- Exercise requirements:
Find the lines with "having" in them and copy them out.

- Provided data:
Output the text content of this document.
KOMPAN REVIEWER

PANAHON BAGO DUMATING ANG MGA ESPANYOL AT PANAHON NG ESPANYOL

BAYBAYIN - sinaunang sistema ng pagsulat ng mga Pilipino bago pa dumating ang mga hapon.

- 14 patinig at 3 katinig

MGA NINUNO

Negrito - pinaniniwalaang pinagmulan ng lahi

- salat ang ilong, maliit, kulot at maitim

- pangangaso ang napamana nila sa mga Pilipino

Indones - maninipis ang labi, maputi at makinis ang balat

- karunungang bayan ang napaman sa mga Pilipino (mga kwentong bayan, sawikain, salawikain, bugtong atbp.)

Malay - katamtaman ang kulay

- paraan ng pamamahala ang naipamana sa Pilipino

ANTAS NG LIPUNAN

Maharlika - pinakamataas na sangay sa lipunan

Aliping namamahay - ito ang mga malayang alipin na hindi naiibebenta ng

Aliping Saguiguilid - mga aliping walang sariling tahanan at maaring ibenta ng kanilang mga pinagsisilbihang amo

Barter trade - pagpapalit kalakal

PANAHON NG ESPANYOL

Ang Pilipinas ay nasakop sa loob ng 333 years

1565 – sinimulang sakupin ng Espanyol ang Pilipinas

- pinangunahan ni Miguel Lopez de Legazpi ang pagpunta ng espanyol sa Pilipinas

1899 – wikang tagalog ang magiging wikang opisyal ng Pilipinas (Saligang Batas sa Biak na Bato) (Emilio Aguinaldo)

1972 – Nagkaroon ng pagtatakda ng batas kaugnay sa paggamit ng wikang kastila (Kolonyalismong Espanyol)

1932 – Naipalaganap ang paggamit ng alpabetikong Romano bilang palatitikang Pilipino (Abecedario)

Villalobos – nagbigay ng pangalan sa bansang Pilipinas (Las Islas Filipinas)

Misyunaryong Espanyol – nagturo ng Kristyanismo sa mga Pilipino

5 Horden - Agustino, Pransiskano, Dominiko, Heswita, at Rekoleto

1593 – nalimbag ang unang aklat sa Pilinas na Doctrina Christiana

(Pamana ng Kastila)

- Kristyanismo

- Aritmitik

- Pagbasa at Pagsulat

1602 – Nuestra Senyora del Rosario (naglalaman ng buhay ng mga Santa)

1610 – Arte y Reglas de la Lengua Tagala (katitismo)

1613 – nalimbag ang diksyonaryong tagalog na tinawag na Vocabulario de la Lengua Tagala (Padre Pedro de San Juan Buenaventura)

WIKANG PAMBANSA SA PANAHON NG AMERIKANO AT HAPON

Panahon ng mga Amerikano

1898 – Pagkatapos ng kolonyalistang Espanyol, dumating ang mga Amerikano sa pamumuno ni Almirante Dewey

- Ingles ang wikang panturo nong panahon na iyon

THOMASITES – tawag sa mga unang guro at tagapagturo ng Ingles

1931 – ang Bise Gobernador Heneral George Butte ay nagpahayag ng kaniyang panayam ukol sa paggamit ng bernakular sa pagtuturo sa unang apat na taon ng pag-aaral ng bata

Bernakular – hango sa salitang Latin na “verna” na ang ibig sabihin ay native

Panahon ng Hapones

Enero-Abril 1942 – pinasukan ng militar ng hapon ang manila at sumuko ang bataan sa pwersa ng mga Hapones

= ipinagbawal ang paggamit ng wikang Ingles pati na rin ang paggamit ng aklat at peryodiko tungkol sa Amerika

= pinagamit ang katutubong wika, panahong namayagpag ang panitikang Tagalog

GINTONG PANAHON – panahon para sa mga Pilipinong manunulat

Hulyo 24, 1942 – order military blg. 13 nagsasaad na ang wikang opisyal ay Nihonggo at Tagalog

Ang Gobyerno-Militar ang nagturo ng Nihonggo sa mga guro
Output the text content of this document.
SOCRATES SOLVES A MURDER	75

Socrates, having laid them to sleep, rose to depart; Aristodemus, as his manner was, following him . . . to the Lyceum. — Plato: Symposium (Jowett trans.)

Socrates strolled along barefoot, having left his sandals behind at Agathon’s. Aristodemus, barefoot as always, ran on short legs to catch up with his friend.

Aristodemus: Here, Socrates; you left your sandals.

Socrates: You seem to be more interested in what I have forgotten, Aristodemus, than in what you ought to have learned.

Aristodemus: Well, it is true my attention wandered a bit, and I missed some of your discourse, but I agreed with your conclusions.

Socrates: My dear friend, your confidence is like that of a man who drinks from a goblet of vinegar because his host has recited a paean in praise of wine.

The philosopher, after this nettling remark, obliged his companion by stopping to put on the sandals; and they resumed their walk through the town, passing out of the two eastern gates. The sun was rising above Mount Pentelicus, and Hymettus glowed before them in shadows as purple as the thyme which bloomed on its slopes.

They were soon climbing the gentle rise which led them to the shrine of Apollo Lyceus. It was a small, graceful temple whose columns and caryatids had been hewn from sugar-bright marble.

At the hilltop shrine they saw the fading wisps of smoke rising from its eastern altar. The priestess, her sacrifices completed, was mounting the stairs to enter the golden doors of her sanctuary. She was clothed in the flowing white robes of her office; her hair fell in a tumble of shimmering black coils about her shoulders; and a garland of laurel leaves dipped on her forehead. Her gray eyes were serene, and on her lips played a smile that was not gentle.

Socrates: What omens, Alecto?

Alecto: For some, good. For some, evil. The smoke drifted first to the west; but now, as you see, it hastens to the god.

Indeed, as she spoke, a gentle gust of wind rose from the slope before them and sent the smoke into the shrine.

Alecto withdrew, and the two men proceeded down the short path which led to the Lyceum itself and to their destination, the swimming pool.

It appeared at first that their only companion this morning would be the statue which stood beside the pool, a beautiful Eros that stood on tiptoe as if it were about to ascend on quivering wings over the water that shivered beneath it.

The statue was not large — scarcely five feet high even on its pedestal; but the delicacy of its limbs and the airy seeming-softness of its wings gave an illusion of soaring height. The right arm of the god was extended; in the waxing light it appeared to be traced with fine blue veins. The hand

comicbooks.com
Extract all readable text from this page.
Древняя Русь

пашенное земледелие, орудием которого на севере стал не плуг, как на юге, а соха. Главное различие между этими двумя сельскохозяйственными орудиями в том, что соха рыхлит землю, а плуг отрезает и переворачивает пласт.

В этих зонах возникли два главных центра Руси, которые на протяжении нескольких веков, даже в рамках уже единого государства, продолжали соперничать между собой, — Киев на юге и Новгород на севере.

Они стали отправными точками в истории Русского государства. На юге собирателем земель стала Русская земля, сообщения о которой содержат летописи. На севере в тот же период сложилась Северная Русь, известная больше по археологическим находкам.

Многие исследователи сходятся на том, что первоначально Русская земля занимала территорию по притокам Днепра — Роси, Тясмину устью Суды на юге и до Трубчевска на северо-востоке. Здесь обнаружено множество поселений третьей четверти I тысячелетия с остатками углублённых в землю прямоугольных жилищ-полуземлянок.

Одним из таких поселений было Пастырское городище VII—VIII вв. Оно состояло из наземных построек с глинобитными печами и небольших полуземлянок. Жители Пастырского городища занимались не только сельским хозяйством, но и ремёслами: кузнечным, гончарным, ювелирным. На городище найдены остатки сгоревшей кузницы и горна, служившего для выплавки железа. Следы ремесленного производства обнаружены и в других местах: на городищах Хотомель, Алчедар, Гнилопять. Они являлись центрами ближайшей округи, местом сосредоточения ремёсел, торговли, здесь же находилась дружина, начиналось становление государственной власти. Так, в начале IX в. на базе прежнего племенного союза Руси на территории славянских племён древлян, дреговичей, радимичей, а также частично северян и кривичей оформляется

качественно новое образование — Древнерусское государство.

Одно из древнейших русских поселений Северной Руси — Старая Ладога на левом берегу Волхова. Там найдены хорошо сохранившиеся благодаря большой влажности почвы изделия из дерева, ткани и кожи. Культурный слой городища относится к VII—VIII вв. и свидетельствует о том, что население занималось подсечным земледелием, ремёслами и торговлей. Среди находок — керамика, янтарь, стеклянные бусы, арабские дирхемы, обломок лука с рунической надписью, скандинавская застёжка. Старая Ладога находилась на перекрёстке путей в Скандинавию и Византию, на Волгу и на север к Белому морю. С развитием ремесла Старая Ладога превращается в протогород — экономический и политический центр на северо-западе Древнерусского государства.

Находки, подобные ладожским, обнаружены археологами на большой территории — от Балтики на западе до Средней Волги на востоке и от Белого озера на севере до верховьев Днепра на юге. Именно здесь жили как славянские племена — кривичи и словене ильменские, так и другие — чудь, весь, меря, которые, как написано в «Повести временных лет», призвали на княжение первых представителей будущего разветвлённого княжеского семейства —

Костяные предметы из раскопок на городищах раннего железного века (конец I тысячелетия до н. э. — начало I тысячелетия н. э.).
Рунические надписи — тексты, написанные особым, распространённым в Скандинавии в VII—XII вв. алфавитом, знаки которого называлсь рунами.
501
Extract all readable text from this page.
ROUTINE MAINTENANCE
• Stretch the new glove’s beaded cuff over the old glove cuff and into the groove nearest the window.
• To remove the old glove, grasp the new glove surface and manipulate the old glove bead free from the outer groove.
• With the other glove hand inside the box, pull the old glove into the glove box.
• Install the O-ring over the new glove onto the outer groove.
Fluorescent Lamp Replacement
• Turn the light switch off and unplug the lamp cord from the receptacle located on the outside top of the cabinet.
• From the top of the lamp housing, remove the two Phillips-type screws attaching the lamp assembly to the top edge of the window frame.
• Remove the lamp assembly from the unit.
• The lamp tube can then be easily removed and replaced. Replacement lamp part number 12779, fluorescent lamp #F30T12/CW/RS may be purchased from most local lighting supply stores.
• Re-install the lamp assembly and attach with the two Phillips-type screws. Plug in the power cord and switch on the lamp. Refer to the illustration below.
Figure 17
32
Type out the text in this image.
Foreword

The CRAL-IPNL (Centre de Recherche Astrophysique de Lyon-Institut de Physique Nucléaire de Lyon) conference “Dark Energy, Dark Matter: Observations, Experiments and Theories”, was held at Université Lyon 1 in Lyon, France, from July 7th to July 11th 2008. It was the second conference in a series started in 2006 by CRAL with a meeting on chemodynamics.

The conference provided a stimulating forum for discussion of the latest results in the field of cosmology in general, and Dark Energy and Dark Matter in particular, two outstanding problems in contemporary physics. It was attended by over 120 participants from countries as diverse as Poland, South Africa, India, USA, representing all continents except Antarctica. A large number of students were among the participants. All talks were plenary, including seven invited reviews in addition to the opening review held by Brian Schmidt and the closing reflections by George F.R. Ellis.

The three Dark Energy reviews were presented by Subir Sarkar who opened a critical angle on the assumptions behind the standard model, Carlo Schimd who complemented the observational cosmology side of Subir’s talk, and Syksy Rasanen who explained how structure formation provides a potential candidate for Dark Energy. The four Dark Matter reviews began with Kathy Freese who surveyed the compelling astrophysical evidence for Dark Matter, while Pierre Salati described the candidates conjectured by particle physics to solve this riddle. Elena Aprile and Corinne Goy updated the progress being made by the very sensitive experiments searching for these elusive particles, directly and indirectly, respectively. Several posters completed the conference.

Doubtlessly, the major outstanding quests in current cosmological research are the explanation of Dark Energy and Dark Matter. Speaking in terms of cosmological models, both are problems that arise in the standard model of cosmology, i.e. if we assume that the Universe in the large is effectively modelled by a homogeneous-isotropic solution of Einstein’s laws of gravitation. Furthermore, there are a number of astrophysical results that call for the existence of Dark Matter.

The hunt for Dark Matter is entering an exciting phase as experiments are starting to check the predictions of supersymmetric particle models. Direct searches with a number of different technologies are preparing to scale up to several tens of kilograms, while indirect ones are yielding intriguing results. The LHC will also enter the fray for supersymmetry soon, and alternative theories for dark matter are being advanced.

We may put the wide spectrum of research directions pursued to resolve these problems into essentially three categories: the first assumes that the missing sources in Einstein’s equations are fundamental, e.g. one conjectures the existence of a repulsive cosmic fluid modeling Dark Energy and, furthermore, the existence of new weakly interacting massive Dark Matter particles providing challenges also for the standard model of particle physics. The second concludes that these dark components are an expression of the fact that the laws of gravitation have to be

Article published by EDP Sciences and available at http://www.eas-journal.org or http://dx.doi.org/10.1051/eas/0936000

- Exercise solution:
Socrates, having laid them to sleep, rose to depart; Aristodemus, as his manner was, following him . . . to the Lyceum. — Plato: Symposium (Jowett trans.)
Socrates strolled along barefoot, having left his sandals behind at Agathon’s. Aristodemus, barefoot as always, ran on short legs to catch up with his friend.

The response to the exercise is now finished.